- Original authors: Thomas Hallgren, Magnus Carlsson
- Initial release: June 1993; 32 years ago
- Stable release: 0.18.4 / June 2023; 2 years ago
- Written in: Haskell
- Operating system: POSIX compatible: Unix, Unix-like, Linux, macOS via XQuartz
- Platform: IA-32, x86-64
- Available in: English
- Type: GUI toolkit
- License: freeware non-commercial

= Fudgets =

In computing, Fudgets is a graphical user interface toolkit for the functional programming language Haskell and the X Window System. Fudgets makes it easy to create client–server model applications that communicate via the Internet.

Most of the work on Fudgets was done in 1991-1996 by Thomas Hallgren and Magnus Carlsson.

The authors claim that many of the advantages of Fudgets come from it being programmed in a lazy functional programming language.

The main entity of toolkit is fudget (implemented on low level through stream processors) which has its own input and output. Fudgets can be composed in parallel or sequence, yielding new fudget which can be used in code as any other fudget.

== Example ==

factorialF = stdoutF >==< mapF (show . factorial . read) >==< stdinF
factorial :: Integer -> Integer
factorial n = product [1..n]

The code is self-describing considering that >==< is sequential fudget plumbing and mapF is fudget that takes a function of one argument and makes a fudget which output is input applied to that function. Fudget composition must be read from right to left, as a simple function composition. Now you can simply write:

main = fudlogue factorialF

compile and run. For every given integer value it will print its factorial.

== License ==
The software license of Fudgets claims that this software is freeware for non-commercial use only.
- - - - -
[Set of tasks]:
[1] Retype the stretch of the Fudgets article from "In computing, Fudgets" through "via the Internet." word for word.
[2] Answer these questions from the Fudgets article.
(a) In what month and year was Fudgets first released?
(b) Which two people did most of the work on Fudgets?
(c) For what kind of use does the Fudgets license make the software freeware?
- - - - -
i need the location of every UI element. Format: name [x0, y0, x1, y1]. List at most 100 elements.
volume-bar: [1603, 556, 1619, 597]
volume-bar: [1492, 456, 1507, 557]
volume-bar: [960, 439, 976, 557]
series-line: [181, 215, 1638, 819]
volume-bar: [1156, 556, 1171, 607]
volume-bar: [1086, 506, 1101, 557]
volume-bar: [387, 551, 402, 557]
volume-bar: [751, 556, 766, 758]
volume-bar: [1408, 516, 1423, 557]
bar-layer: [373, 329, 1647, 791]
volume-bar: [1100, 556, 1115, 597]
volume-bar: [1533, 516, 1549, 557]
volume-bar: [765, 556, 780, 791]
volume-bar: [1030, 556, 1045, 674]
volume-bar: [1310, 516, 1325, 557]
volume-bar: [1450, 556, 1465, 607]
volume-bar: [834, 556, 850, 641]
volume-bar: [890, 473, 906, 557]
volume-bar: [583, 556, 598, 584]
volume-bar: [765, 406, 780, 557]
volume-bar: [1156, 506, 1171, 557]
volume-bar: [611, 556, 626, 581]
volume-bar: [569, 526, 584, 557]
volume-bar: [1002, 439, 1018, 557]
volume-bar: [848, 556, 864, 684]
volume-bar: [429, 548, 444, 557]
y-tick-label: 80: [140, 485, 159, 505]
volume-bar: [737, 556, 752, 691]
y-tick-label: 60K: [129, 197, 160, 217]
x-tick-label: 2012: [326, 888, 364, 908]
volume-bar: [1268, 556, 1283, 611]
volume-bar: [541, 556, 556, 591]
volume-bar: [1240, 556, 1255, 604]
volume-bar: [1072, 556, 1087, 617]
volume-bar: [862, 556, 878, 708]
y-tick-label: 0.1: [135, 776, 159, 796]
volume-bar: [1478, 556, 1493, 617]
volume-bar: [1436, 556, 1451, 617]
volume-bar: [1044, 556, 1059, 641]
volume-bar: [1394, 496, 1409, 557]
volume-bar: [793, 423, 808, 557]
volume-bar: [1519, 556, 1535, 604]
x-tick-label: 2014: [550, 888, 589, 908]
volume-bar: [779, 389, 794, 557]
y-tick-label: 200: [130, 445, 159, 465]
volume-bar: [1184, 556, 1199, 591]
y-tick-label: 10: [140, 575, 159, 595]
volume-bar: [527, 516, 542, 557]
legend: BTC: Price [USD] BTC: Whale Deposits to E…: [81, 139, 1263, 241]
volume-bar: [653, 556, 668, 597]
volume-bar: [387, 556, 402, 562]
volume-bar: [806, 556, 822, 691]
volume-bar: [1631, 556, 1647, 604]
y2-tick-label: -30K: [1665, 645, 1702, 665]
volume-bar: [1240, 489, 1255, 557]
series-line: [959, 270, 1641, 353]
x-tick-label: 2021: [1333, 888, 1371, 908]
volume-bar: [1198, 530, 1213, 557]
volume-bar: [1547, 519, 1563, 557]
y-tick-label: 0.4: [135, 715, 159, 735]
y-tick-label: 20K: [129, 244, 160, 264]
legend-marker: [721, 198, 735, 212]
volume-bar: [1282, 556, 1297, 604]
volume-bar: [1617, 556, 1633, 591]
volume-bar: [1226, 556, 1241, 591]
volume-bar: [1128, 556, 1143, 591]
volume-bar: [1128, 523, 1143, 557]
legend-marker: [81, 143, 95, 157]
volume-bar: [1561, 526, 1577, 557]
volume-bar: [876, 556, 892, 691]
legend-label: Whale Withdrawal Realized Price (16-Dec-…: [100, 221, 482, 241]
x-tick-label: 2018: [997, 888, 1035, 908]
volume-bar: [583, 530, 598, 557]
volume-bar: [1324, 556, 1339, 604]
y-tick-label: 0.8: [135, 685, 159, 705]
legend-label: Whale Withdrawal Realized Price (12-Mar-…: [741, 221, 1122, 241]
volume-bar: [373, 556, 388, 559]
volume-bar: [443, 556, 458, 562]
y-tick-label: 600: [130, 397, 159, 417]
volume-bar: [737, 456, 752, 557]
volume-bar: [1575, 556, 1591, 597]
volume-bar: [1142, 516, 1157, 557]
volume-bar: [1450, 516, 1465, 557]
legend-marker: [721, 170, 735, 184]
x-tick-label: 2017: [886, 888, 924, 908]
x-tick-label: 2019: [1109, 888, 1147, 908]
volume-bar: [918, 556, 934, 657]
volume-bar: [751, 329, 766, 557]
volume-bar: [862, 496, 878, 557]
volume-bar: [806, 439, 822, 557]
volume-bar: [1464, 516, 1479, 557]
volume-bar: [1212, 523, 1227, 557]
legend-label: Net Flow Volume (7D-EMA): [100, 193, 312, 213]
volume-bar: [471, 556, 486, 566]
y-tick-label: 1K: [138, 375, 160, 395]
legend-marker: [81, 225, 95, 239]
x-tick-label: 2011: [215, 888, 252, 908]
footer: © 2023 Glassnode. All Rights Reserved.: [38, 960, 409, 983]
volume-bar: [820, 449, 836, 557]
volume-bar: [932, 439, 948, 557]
- - - - -
[Solution set]:
[1]
In computing, Fudgets is a graphical user interface toolkit for the functional programming language Haskell and the X Window System. Fudgets makes it easy to create client–server model applications that communicate via the Internet.

[2]
(a) Fudgets was first released in June 1993.
(b) Most of the work was done by Thomas Hallgren and Magnus Carlsson.
(c) The license makes it freeware for non-commercial use only.